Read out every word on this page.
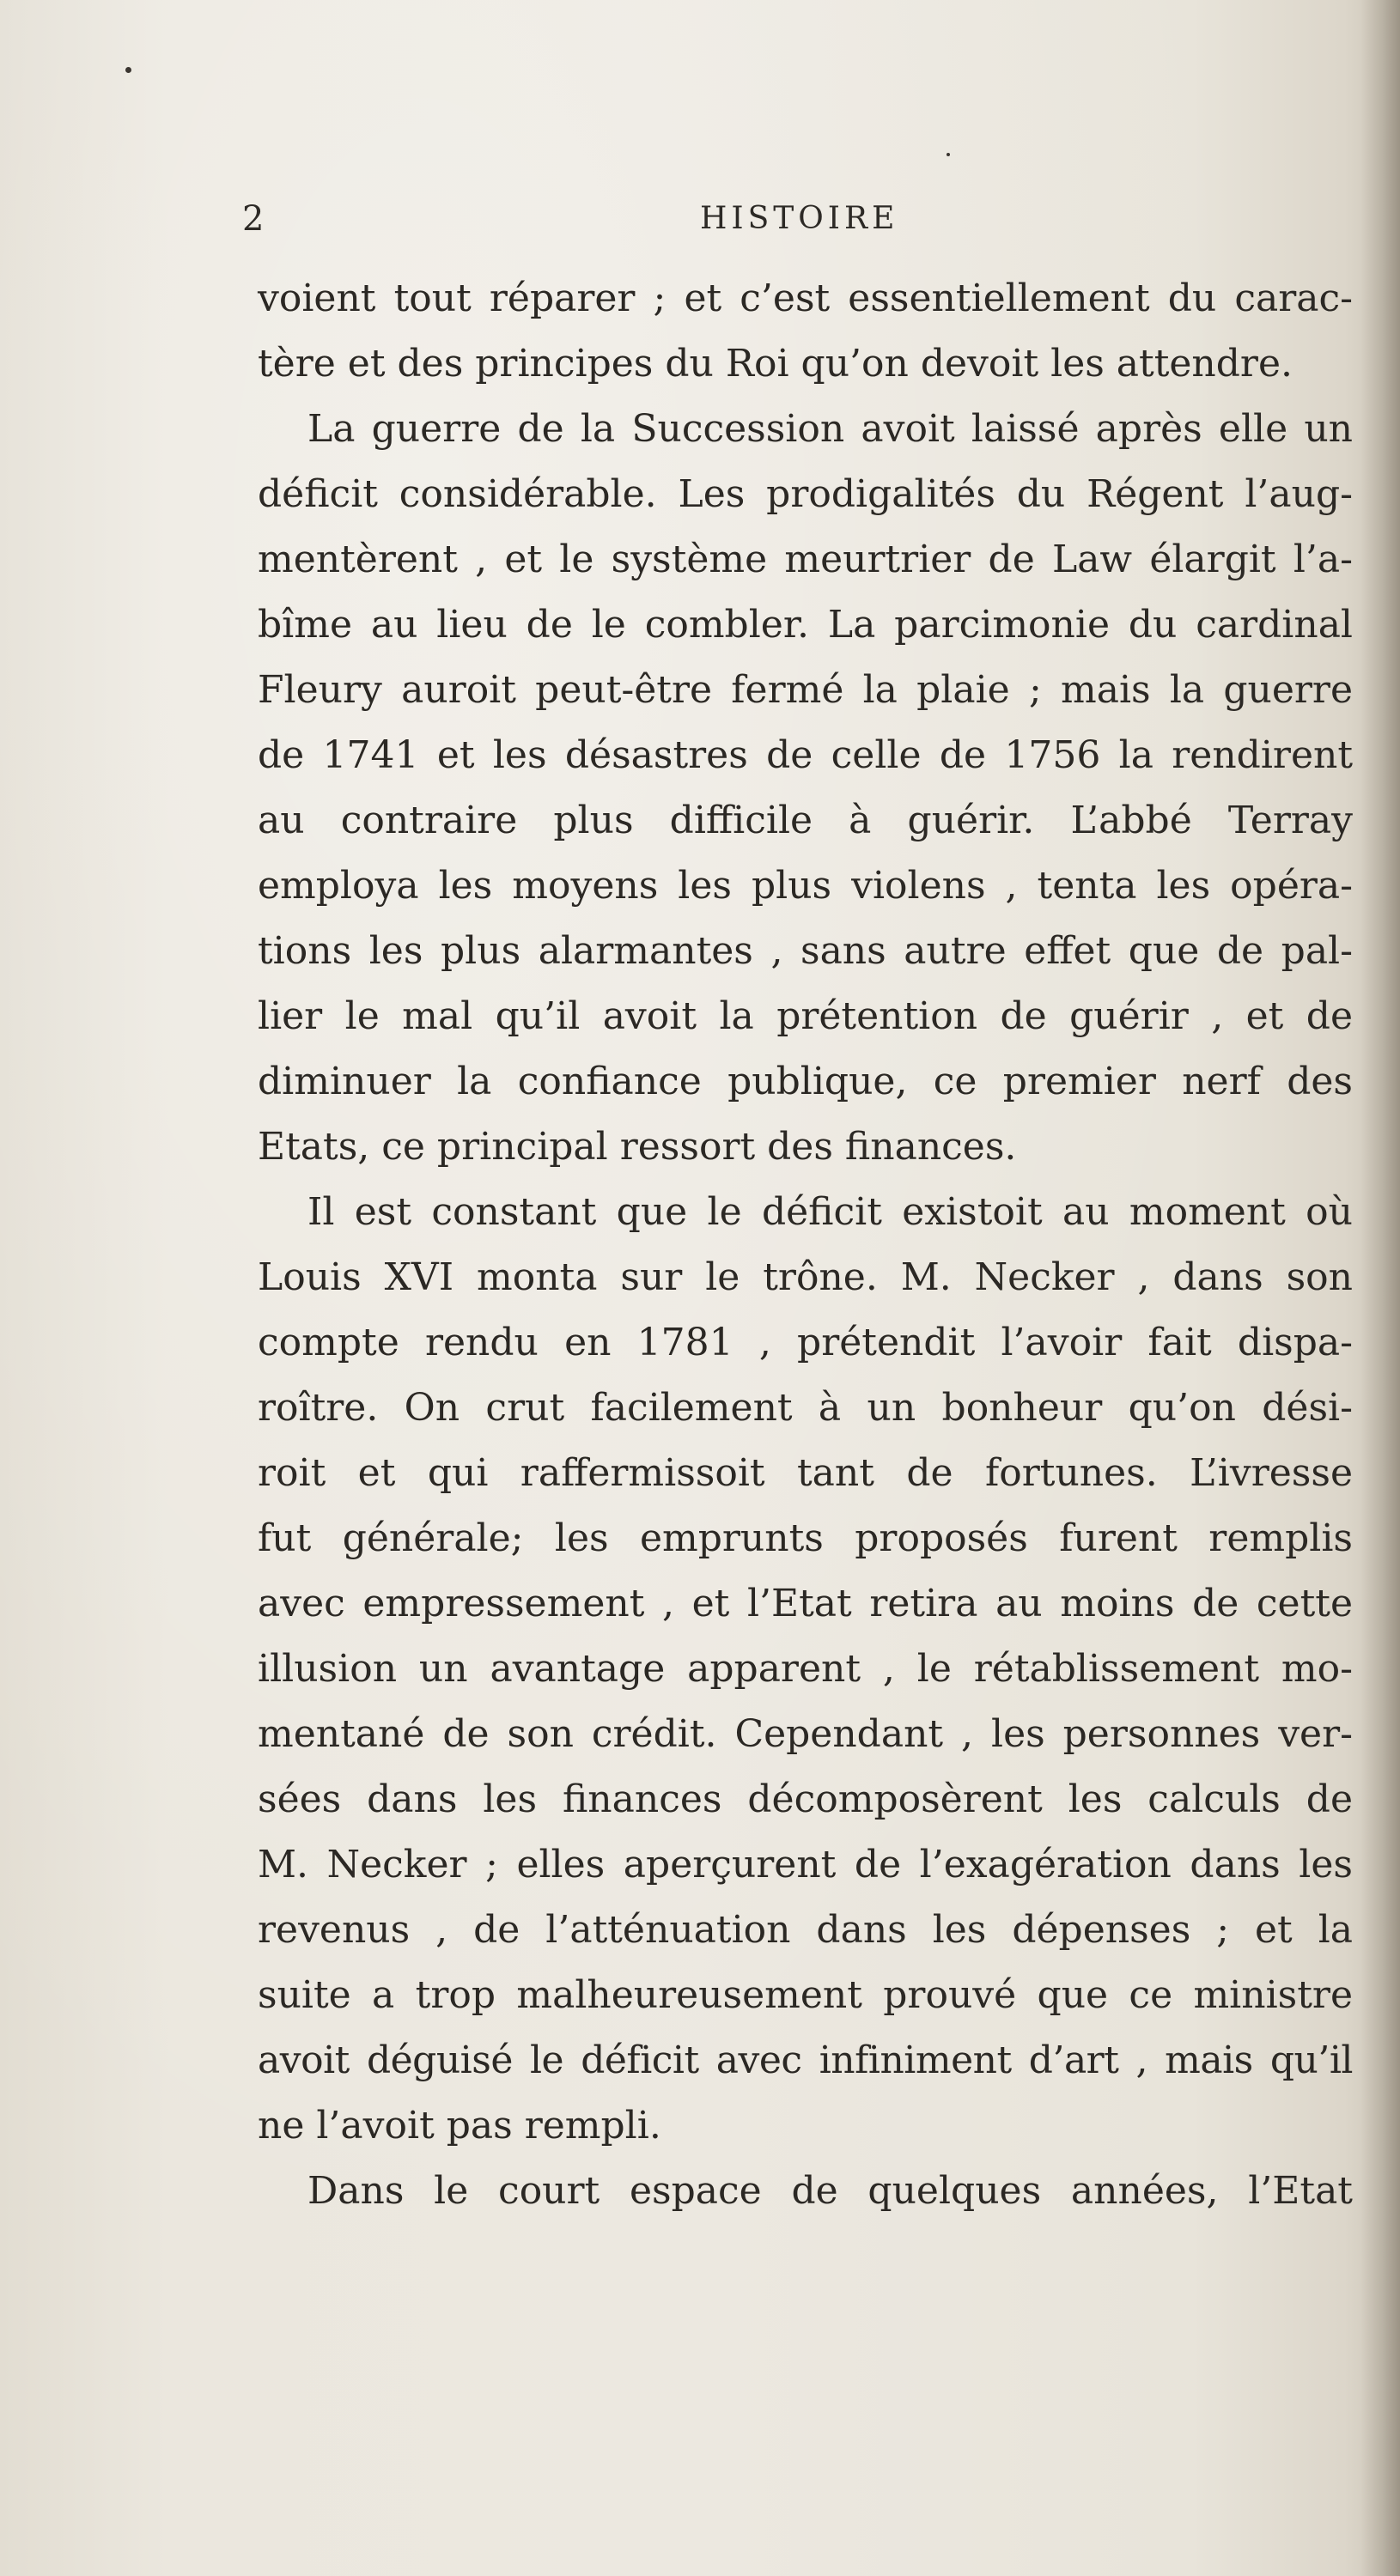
2	HISTOIRE
voient tout réparer ; et c’est essentiellement du carac-
tère et des principes du Roi qu’on devoit les attendre.
La guerre de la Succession avoit laissé après elle un
déficit considérable. Les prodigalités du Régent l’aug-
mentèrent , et le système meurtrier de Law élargit l’a-
bîme au lieu de le combler. La parcimonie du cardinal
Fleury auroit peut-être fermé la plaie ; mais la guerre
de 1741 et les désastres de celle de 1756 la rendirent
au contraire plus difficile à guérir. L’abbé Terray
employa les moyens les plus violens , tenta les opéra-
tions les plus alarmantes , sans autre effet que de pal-
lier le mal qu’il avoit la prétention de guérir , et de
diminuer la confiance publique, ce premier nerf des
Etats, ce principal ressort des finances.
Il est constant que le déficit existoit au moment où
Louis XVI monta sur le trône. M. Necker , dans son
compte rendu en 1781 , prétendit l’avoir fait dispa-
roître. On crut facilement à un bonheur qu’on dési-
roit et qui raffermissoit tant de fortunes. L’ivresse
fut générale; les emprunts proposés furent remplis
avec empressement , et l’Etat retira au moins de cette
illusion un avantage apparent , le rétablissement mo-
mentané de son crédit. Cependant , les personnes ver-
sées dans les finances décomposèrent les calculs de
M. Necker ; elles aperçurent de l’exagération dans les
revenus , de l’atténuation dans les dépenses ; et la
suite a trop malheureusement prouvé que ce ministre
avoit déguisé le déficit avec infiniment d’art , mais qu’il
ne l’avoit pas rempli.
Dans le court espace de quelques années, l’Etat
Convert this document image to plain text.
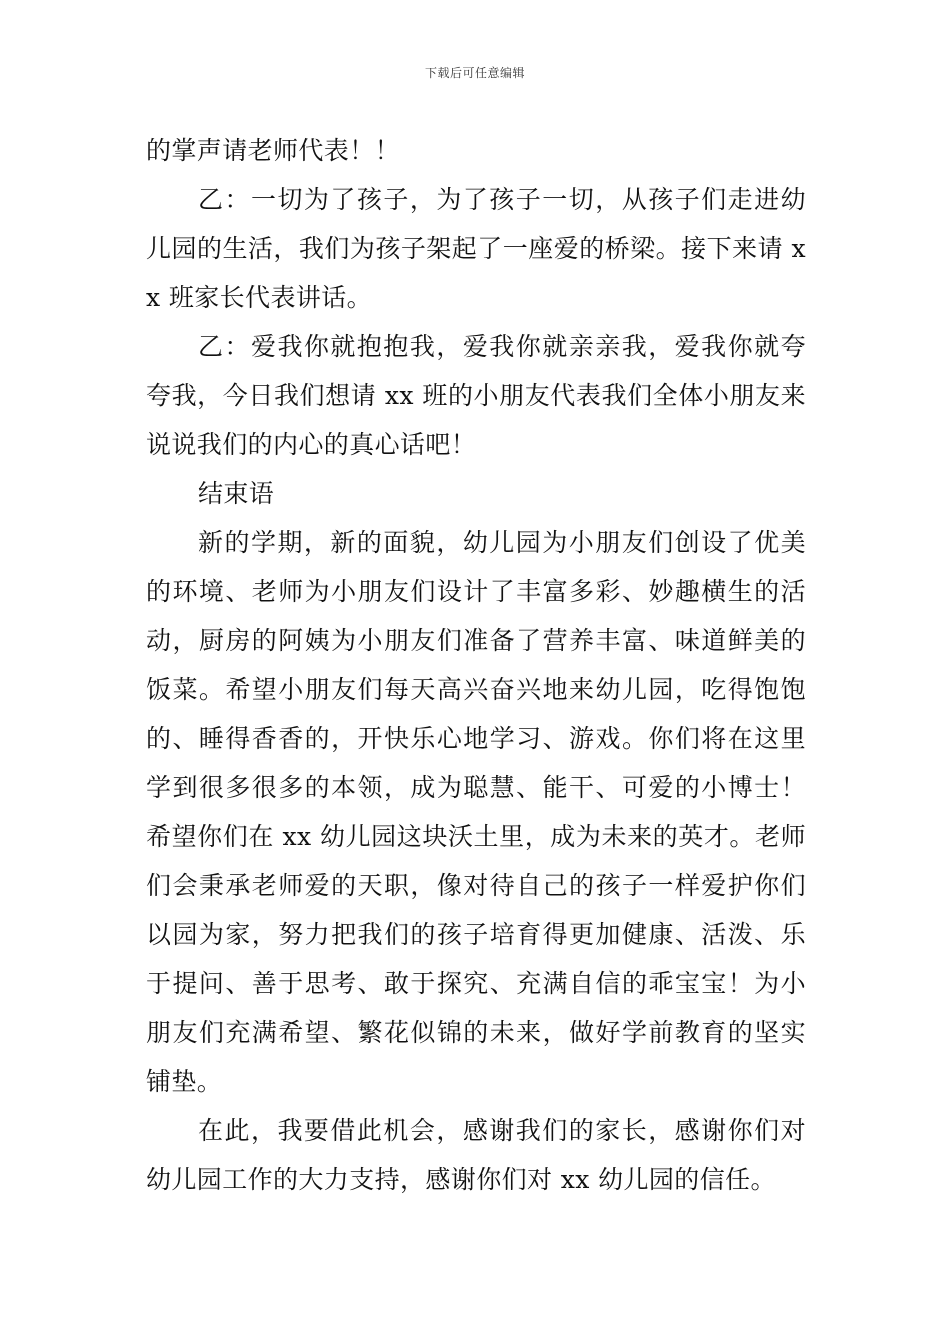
下载后可任意编辑

的掌声请老师代表！！

乙：一切为了孩子，为了孩子一切，从孩子们走进幼儿园的生活，我们为孩子架起了一座爱的桥梁。接下来请 xx 班家长代表讲话。

乙：爱我你就抱抱我，爱我你就亲亲我，爱我你就夸夸我，今日我们想请 xx 班的小朋友代表我们全体小朋友来说说我们的内心的真心话吧！

结束语

新的学期，新的面貌，幼儿园为小朋友们创设了优美的环境、老师为小朋友们设计了丰富多彩、妙趣横生的活动，厨房的阿姨为小朋友们准备了营养丰富、味道鲜美的饭菜。希望小朋友们每天高兴奋兴地来幼儿园，吃得饱饱的、睡得香香的，开快乐心地学习、游戏。你们将在这里学到很多很多的本领，成为聪慧、能干、可爱的小博士！希望你们在 xx 幼儿园这块沃土里，成为未来的英才。老师们会秉承老师爱的天职，像对待自己的孩子一样爱护你们以园为家，努力把我们的孩子培育得更加健康、活泼、乐于提问、善于思考、敢于探究、充满自信的乖宝宝！为小朋友们充满希望、繁花似锦的未来，做好学前教育的坚实铺垫。

在此，我要借此机会，感谢我们的家长，感谢你们对幼儿园工作的大力支持，感谢你们对 xx 幼儿园的信任。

* _DESCRIPTION OF THE TASK_:
Restate each of the entries above word for word and skip every image.

* _WRITTEN SOLUTION_:
Read out every word on this page.
2	HISTOIRE
voient tout réparer ; et c’est essentiellement du carac-
tère et des principes du Roi qu’on devoit les attendre.
La guerre de la Succession avoit laissé après elle un
déficit considérable. Les prodigalités du Régent l’aug-
mentèrent , et le système meurtrier de Law élargit l’a-
bîme au lieu de le combler. La parcimonie du cardinal
Fleury auroit peut-être fermé la plaie ; mais la guerre
de 1741 et les désastres de celle de 1756 la rendirent
au contraire plus difficile à guérir. L’abbé Terray
employa les moyens les plus violens , tenta les opéra-
tions les plus alarmantes , sans autre effet que de pal-
lier le mal qu’il avoit la prétention de guérir , et de
diminuer la confiance publique, ce premier nerf des
Etats, ce principal ressort des finances.
Il est constant que le déficit existoit au moment où
Louis XVI monta sur le trône. M. Necker , dans son
compte rendu en 1781 , prétendit l’avoir fait dispa-
roître. On crut facilement à un bonheur qu’on dési-
roit et qui raffermissoit tant de fortunes. L’ivresse
fut générale; les emprunts proposés furent remplis
avec empressement , et l’Etat retira au moins de cette
illusion un avantage apparent , le rétablissement mo-
mentané de son crédit. Cependant , les personnes ver-
sées dans les finances décomposèrent les calculs de
M. Necker ; elles aperçurent de l’exagération dans les
revenus , de l’atténuation dans les dépenses ; et la
suite a trop malheureusement prouvé que ce ministre
avoit déguisé le déficit avec infiniment d’art , mais qu’il
ne l’avoit pas rempli.
Dans le court espace de quelques années, l’Etat
Convert this document image to plain text.
下载后可任意编辑

的掌声请老师代表！！

乙：一切为了孩子，为了孩子一切，从孩子们走进幼儿园的生活，我们为孩子架起了一座爱的桥梁。接下来请 xx 班家长代表讲话。

乙：爱我你就抱抱我，爱我你就亲亲我，爱我你就夸夸我，今日我们想请 xx 班的小朋友代表我们全体小朋友来说说我们的内心的真心话吧！

结束语

新的学期，新的面貌，幼儿园为小朋友们创设了优美的环境、老师为小朋友们设计了丰富多彩、妙趣横生的活动，厨房的阿姨为小朋友们准备了营养丰富、味道鲜美的饭菜。希望小朋友们每天高兴奋兴地来幼儿园，吃得饱饱的、睡得香香的，开快乐心地学习、游戏。你们将在这里学到很多很多的本领，成为聪慧、能干、可爱的小博士！希望你们在 xx 幼儿园这块沃土里，成为未来的英才。老师们会秉承老师爱的天职，像对待自己的孩子一样爱护你们以园为家，努力把我们的孩子培育得更加健康、活泼、乐于提问、善于思考、敢于探究、充满自信的乖宝宝！为小朋友们充满希望、繁花似锦的未来，做好学前教育的坚实铺垫。

在此，我要借此机会，感谢我们的家长，感谢你们对幼儿园工作的大力支持，感谢你们对 xx 幼儿园的信任。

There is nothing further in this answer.